Aim - Reproduce every line of the records below verbatim, preserving each character and the original line order.

Provided information -
______

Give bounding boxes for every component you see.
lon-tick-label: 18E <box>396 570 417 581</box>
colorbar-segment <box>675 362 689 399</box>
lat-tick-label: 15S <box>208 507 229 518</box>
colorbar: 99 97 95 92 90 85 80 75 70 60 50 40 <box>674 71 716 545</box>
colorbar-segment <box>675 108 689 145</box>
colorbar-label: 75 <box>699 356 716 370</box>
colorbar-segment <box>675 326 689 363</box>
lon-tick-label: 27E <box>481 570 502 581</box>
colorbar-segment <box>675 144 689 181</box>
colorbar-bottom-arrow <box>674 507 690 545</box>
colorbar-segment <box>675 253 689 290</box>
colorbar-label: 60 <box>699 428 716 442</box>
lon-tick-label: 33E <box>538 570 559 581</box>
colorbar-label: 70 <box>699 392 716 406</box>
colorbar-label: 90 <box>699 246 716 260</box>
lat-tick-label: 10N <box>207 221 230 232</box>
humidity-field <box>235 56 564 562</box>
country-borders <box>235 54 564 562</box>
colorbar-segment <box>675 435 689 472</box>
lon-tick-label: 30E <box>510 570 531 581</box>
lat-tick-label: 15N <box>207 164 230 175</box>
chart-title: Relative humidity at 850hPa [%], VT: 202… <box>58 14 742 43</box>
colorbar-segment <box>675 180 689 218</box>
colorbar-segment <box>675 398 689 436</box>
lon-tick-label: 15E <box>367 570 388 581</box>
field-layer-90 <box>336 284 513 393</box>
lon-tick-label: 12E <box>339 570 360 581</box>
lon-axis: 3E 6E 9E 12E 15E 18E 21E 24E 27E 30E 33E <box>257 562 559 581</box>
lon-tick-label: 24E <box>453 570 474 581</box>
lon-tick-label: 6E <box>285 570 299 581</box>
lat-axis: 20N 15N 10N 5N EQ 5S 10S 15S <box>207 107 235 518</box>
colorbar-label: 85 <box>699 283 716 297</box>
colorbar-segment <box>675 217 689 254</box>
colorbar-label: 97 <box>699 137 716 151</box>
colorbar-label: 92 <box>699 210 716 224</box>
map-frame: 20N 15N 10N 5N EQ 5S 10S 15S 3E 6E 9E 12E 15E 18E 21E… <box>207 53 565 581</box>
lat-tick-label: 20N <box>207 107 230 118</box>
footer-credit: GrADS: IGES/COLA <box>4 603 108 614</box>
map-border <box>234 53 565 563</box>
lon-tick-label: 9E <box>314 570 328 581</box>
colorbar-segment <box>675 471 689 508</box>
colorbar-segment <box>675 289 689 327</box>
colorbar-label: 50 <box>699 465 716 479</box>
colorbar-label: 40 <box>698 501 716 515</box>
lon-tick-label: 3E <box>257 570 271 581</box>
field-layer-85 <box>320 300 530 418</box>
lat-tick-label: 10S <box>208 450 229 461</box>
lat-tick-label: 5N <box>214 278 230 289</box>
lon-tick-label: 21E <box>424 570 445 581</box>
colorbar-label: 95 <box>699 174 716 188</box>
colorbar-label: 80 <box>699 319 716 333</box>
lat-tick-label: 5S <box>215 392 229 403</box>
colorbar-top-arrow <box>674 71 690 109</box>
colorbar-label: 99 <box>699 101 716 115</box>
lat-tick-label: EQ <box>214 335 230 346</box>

______

Worked answer -
Give bounding boxes for every component you see.
lon-tick-label: 18E <box>396 570 417 581</box>
colorbar-segment <box>675 362 689 399</box>
lat-tick-label: 15S <box>208 507 229 518</box>
colorbar: 99 97 95 92 90 85 80 75 70 60 50 40 <box>674 71 716 545</box>
colorbar-segment <box>675 108 689 145</box>
colorbar-label: 75 <box>699 356 716 370</box>
colorbar-segment <box>675 326 689 363</box>
lon-tick-label: 27E <box>481 570 502 581</box>
colorbar-segment <box>675 144 689 181</box>
colorbar-bottom-arrow <box>674 507 690 545</box>
colorbar-segment <box>675 253 689 290</box>
colorbar-label: 60 <box>699 428 716 442</box>
lon-tick-label: 33E <box>538 570 559 581</box>
colorbar-label: 70 <box>699 392 716 406</box>
colorbar-label: 90 <box>699 246 716 260</box>
lat-tick-label: 10N <box>207 221 230 232</box>
humidity-field <box>235 56 564 562</box>
country-borders <box>235 54 564 562</box>
colorbar-segment <box>675 435 689 472</box>
lon-tick-label: 30E <box>510 570 531 581</box>
lat-tick-label: 15N <box>207 164 230 175</box>
chart-title: Relative humidity at 850hPa [%], VT: 202… <box>58 14 742 43</box>
colorbar-segment <box>675 180 689 218</box>
colorbar-segment <box>675 398 689 436</box>
lon-tick-label: 15E <box>367 570 388 581</box>
field-layer-90 <box>336 284 513 393</box>
lon-tick-label: 12E <box>339 570 360 581</box>
lon-axis: 3E 6E 9E 12E 15E 18E 21E 24E 27E 30E 33E <box>257 562 559 581</box>
lon-tick-label: 24E <box>453 570 474 581</box>
lon-tick-label: 6E <box>285 570 299 581</box>
lat-axis: 20N 15N 10N 5N EQ 5S 10S 15S <box>207 107 235 518</box>
colorbar-label: 85 <box>699 283 716 297</box>
colorbar-segment <box>675 217 689 254</box>
colorbar-label: 97 <box>699 137 716 151</box>
colorbar-label: 92 <box>699 210 716 224</box>
map-frame: 20N 15N 10N 5N EQ 5S 10S 15S 3E 6E 9E 12E 15E 18E 21E… <box>207 53 565 581</box>
lat-tick-label: 20N <box>207 107 230 118</box>
footer-credit: GrADS: IGES/COLA <box>4 603 108 614</box>
map-border <box>234 53 565 563</box>
lon-tick-label: 9E <box>314 570 328 581</box>
colorbar-segment <box>675 471 689 508</box>
colorbar-segment <box>675 289 689 327</box>
colorbar-label: 50 <box>699 465 716 479</box>
colorbar-label: 40 <box>698 501 716 515</box>
lon-tick-label: 3E <box>257 570 271 581</box>
field-layer-85 <box>320 300 530 418</box>
lat-tick-label: 10S <box>208 450 229 461</box>
lat-tick-label: 5N <box>214 278 230 289</box>
lon-tick-label: 21E <box>424 570 445 581</box>
colorbar-label: 95 <box>699 174 716 188</box>
colorbar-label: 80 <box>699 319 716 333</box>
lat-tick-label: 5S <box>215 392 229 403</box>
colorbar-top-arrow <box>674 71 690 109</box>
colorbar-label: 99 <box>699 101 716 115</box>
lat-tick-label: EQ <box>214 335 230 346</box>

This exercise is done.